-------- Entries supplied

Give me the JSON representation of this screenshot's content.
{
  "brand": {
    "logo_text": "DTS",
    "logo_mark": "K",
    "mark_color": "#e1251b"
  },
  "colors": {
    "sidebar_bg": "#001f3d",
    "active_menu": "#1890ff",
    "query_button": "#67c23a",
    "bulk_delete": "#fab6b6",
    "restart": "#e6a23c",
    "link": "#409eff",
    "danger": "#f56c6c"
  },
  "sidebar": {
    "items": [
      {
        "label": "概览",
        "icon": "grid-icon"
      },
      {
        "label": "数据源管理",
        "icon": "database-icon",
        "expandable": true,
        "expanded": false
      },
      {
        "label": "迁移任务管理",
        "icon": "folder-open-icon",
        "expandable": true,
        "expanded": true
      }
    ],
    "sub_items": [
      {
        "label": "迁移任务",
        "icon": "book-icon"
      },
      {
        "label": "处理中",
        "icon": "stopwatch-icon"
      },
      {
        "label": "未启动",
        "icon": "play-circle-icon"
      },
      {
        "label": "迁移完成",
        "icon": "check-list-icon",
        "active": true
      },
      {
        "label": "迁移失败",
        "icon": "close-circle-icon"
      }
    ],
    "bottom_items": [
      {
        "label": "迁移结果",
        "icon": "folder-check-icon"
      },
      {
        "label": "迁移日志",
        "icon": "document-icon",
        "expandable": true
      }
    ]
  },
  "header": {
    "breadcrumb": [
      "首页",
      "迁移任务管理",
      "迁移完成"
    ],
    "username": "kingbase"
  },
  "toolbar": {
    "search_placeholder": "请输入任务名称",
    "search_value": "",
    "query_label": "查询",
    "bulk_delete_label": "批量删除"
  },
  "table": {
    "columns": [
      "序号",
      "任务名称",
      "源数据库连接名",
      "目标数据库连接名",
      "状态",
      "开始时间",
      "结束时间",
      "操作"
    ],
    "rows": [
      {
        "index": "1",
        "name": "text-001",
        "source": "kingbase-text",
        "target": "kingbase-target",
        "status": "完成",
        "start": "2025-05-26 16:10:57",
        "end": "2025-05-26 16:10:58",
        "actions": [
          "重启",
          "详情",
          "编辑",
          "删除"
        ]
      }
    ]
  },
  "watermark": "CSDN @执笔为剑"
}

----------------

Required task ::
Select the lines that carry the string "icon" and copy them.

In response ::
        "icon": "grid-icon"
        "icon": "database-icon",
        "icon": "folder-open-icon",
        "icon": "book-icon"
        "icon": "stopwatch-icon"
        "icon": "play-circle-icon"
        "icon": "check-list-icon",
        "icon": "close-circle-icon"
        "icon": "folder-check-icon"
        "icon": "document-icon",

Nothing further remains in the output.